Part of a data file
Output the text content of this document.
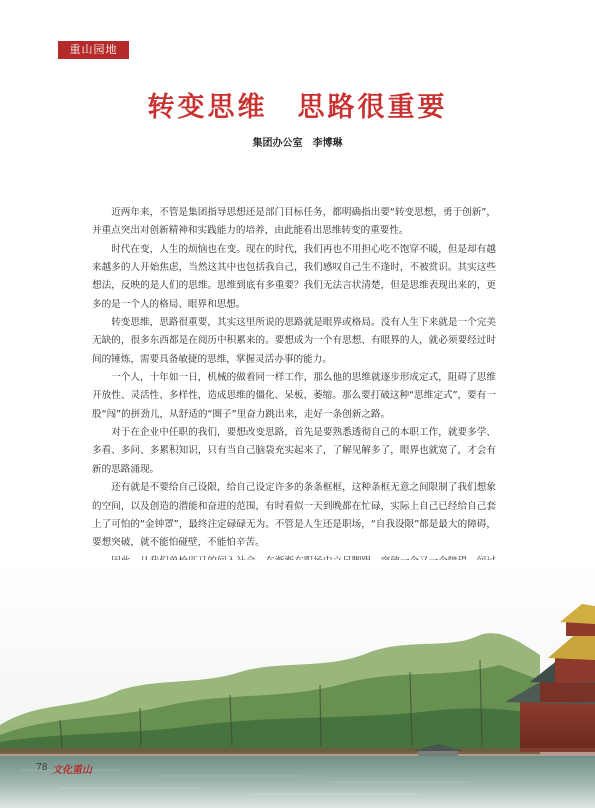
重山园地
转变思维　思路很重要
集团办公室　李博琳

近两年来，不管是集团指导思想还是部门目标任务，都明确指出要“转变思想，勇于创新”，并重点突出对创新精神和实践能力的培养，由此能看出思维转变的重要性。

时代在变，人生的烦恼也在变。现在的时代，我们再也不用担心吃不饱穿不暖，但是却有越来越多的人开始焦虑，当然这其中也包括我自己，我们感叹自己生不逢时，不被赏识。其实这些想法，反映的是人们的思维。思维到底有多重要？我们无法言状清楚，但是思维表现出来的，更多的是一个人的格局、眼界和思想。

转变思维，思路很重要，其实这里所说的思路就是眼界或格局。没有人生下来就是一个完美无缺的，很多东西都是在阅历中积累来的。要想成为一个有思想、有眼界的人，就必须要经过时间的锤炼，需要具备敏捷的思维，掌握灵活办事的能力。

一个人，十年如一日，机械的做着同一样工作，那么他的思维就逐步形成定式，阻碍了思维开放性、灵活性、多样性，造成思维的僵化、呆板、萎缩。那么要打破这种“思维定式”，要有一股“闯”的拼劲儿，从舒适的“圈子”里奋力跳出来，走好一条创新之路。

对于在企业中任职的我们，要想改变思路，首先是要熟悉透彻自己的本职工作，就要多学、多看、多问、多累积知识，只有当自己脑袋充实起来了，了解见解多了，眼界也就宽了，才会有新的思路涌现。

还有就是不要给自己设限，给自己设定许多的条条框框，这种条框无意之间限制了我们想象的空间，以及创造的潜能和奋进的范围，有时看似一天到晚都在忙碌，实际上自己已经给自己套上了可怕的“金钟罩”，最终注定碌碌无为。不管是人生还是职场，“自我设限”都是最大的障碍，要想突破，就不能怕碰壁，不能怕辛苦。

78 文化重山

* _Exercise_: The records above must be printed exactly; the pictures stay out.

* _Solution for this exercise_:
Output the text content of this document.
重山园地
转变思维　思路很重要
集团办公室　李博琳

近两年来，不管是集团指导思想还是部门目标任务，都明确指出要“转变思想，勇于创新”，并重点突出对创新精神和实践能力的培养，由此能看出思维转变的重要性。

时代在变，人生的烦恼也在变。现在的时代，我们再也不用担心吃不饱穿不暖，但是却有越来越多的人开始焦虑，当然这其中也包括我自己，我们感叹自己生不逢时，不被赏识。其实这些想法，反映的是人们的思维。思维到底有多重要？我们无法言状清楚，但是思维表现出来的，更多的是一个人的格局、眼界和思想。

转变思维，思路很重要，其实这里所说的思路就是眼界或格局。没有人生下来就是一个完美无缺的，很多东西都是在阅历中积累来的。要想成为一个有思想、有眼界的人，就必须要经过时间的锤炼，需要具备敏捷的思维，掌握灵活办事的能力。

一个人，十年如一日，机械的做着同一样工作，那么他的思维就逐步形成定式，阻碍了思维开放性、灵活性、多样性，造成思维的僵化、呆板、萎缩。那么要打破这种“思维定式”，要有一股“闯”的拼劲儿，从舒适的“圈子”里奋力跳出来，走好一条创新之路。

对于在企业中任职的我们，要想改变思路，首先是要熟悉透彻自己的本职工作，就要多学、多看、多问、多累积知识，只有当自己脑袋充实起来了，了解见解多了，眼界也就宽了，才会有新的思路涌现。

还有就是不要给自己设限，给自己设定许多的条条框框，这种条框无意之间限制了我们想象的空间，以及创造的潜能和奋进的范围，有时看似一天到晚都在忙碌，实际上自己已经给自己套上了可怕的“金钟罩”，最终注定碌碌无为。不管是人生还是职场，“自我设限”都是最大的障碍，要想突破，就不能怕碰壁，不能怕辛苦。

78 文化重山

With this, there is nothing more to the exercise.